Assignment
Edit the text on skin sensitization by writing out the passage from "Under the conditions of the test, the test substance showed" up to and including "generation is required." with "cysteine peptide" changed to "lysine peptide".

── Document segment ──

Under the conditions of the test, the test substance showed reactivity towards the cysteine peptide. The result does not allow for the non-classification or classification as skin sensitiser of the test substance and therefore further evaluation and/or data generation is required.

 

The activation of keratinocytes of the source substance (CAS 10023-48-0) was investigated in an ARE-Nrf2 Luciferase Test in the transgenic KeratinoSens™ cell line performed according to OECD guideline 442D and in compliance with GLP (reference 7.4.1-2). Cells were incubated with test substance concentrations of 0.98, 1.95, 3.91, 7.81, 15.63, 31.25, 61.5, 125, 250, 500, 1000, 2000 µM for 48 h at 37°C. After exposure cells were lysed and luciferase activity was assessed by luminescence measurement. The study was conducted in two independent experiments. In the first experiment a max luciferase activity (Imax) induction of 3.76 was determined at a test substance concentration of 2000 µM. The corresponding cell viability was 79.6%. In the second experiment a max luciferase activity (Imax) induction of 2.75 was determined at a test substance concentration of 2000 µM. The corresponding cell viability was 66.0%. Therefore in both experiments the luciferase activity induction was >1.5. The lowest tested concentration with a significant luciferase induction >1.5 (1.70) was found to be 500 µM. The corresponding cell viability was >70% (71.9%). The EC1.5 was 810.73 µM and 268.21 µM in Experiment 1 and 2, respectively. Under the conditions of the test, the test substance has a keratinocyte activating potential.

Conclusion

A weight of evidence approach was applied to the available data on skins sensitisation. The positive results of validated in chemico/in vitro tests covering 2 key events in the molecular initiating event leading to skin sensitisation. Therefore the test substance is considered to show a skin sensitising potential.

Respiratory sensitisation

Endpoint conclusion
Endpoint conclusion:
no study available

Justification for classification or non-classification

According to Article 13 of Regulation (EC) No. 1907/2006 "General Requirements for Generation of Information on Intrinsic Properties of substances", information on intrinsic properties of substances may be generated by means other than tests e.g. from information from structurally related substances (grouping or read-across), provided that conditions set out in Annex XI are met. Annex XI, "General rules for adaptation of this standard testing regime set out in Annexes VII to X” states that “substances whose physicochemical, toxicological and ecotoxicological properties are likely to be similar or follow a regular pattern as a result of structural similarity may be considered as a group, or ‘category’ of substances. This avoids the need to test every substance for every endpoint". Since the analogue concept is applied to 3-[(4-amino-2-methylpyrimidin-5-yl)methyl]-4-methyl-5-[2-(phosphonooxy)ethyl]-1,3-thiazol-3-ium chloride (CAS 532-40-1), data will be generated from information on reference source substance(s) to avoid unnecessary animal testing. Additionally, once the analogue read-across concept is applied, substances will be classified and labelled on this basis.

───
── Records supplied ──

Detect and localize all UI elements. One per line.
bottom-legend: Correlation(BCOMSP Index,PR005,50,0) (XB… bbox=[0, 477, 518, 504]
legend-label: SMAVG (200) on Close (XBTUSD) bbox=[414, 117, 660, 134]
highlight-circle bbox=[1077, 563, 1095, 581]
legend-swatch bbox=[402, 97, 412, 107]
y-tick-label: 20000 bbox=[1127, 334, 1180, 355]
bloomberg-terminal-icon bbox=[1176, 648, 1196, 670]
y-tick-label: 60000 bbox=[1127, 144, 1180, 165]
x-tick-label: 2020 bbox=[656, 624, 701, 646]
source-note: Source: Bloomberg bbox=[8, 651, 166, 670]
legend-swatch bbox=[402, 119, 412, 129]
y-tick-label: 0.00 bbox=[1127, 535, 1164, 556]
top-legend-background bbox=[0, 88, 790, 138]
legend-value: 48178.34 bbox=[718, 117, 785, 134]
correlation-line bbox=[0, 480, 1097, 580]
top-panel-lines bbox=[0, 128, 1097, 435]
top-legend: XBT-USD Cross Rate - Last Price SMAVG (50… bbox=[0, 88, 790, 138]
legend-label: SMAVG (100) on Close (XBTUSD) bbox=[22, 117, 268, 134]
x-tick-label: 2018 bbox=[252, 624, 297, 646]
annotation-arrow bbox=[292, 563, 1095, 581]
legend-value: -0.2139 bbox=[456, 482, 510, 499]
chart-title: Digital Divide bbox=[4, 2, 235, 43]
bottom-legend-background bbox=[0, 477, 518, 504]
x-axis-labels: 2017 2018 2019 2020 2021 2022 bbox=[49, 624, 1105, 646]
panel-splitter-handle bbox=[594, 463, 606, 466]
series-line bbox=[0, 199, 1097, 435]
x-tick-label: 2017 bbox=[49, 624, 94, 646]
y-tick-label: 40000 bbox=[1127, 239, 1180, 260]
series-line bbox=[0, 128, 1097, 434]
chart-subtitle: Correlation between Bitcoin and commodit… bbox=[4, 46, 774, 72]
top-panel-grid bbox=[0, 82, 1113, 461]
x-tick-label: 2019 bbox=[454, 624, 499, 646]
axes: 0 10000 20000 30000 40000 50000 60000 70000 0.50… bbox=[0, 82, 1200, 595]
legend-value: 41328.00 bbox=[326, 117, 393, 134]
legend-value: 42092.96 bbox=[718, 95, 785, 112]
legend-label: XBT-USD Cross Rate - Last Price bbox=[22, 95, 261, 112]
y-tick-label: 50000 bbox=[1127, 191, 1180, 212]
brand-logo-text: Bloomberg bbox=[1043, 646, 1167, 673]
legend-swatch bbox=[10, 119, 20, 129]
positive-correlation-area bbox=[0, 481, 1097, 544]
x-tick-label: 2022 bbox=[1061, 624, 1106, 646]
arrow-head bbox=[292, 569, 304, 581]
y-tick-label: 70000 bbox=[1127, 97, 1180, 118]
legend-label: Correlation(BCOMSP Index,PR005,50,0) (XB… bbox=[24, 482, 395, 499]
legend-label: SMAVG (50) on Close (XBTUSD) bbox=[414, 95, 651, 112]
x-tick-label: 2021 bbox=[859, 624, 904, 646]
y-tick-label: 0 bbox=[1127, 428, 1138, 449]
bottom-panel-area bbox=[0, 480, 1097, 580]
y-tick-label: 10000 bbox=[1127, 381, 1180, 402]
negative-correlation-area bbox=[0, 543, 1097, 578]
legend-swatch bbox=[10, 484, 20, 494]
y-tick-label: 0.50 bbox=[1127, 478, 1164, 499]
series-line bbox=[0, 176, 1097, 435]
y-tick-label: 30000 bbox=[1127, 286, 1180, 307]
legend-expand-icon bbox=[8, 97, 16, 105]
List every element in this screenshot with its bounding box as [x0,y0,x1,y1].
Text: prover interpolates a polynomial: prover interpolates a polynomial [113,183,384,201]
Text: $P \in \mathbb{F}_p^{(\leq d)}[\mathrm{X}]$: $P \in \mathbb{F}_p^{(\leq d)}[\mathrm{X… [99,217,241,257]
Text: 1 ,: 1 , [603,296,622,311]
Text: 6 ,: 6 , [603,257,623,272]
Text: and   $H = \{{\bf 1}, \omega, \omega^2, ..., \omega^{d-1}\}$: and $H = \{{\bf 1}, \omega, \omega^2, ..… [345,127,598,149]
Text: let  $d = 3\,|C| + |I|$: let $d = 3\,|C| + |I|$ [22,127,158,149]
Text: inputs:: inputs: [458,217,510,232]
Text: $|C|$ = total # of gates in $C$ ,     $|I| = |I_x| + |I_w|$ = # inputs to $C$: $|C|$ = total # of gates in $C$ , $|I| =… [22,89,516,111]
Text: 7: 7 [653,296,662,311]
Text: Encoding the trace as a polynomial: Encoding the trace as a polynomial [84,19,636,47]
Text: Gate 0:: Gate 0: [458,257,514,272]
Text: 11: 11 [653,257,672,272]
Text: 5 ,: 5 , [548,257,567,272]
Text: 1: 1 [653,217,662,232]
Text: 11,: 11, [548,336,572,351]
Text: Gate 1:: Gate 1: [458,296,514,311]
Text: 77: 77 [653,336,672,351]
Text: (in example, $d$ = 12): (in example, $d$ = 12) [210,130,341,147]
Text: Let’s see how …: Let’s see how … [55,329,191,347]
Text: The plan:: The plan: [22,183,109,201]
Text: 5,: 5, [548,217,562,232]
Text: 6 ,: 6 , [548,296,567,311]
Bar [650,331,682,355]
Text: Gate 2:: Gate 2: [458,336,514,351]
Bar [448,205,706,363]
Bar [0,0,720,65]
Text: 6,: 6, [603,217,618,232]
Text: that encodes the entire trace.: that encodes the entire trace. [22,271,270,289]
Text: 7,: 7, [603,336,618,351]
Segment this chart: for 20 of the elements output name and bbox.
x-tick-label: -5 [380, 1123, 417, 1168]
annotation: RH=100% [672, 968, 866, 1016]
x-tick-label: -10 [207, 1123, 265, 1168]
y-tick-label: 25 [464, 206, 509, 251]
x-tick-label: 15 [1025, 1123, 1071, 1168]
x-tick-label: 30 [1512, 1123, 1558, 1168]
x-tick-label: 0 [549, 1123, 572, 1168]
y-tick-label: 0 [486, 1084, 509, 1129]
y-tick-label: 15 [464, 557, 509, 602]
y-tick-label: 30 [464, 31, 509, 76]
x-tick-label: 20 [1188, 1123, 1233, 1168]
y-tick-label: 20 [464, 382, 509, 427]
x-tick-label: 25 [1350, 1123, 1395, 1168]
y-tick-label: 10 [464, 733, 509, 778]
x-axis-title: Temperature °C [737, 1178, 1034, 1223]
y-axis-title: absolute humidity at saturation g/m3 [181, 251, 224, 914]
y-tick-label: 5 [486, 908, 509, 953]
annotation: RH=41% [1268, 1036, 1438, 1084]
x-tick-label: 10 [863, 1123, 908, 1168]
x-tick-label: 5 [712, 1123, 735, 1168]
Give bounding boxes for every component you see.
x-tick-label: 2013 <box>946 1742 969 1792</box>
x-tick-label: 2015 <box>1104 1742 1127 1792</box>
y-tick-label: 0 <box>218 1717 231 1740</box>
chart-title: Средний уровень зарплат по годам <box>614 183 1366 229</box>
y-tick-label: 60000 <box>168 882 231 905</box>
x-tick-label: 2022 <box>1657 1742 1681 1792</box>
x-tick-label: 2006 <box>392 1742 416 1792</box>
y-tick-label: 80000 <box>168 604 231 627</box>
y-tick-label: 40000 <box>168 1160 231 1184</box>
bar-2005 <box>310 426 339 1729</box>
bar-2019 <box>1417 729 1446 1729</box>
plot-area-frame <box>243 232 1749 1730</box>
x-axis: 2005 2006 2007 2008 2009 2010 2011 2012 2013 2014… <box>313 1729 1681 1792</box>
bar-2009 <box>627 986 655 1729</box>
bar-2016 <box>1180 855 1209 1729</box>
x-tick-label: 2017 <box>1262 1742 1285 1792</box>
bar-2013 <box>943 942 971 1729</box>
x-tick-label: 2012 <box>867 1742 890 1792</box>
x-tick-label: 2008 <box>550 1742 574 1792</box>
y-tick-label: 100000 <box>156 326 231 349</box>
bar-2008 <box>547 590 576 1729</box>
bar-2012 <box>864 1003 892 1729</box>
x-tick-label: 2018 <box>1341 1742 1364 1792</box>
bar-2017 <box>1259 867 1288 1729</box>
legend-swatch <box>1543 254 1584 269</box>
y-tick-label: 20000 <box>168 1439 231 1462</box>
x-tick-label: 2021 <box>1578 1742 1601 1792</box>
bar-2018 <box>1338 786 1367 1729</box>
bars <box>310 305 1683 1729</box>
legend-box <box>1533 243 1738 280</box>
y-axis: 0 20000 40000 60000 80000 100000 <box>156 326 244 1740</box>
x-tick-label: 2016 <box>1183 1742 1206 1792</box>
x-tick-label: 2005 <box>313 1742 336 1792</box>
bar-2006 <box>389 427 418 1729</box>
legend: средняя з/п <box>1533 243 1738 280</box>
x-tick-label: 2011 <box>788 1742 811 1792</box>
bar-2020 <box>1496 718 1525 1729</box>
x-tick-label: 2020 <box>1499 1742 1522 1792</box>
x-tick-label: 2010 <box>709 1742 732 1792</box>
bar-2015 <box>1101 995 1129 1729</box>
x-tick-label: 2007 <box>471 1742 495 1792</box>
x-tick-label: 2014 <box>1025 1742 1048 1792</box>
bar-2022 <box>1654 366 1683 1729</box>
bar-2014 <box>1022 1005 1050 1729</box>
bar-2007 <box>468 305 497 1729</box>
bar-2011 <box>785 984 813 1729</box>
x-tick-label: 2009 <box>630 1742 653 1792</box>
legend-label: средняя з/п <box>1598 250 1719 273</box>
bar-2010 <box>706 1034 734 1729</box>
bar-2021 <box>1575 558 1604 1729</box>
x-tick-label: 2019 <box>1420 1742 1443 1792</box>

───

Output
Under the conditions of the test, the test substance showed reactivity towards the lysine peptide. The result does not allow for the non-classification or classification as skin sensitiser of the test substance and therefore further evaluation and/or data generation is required.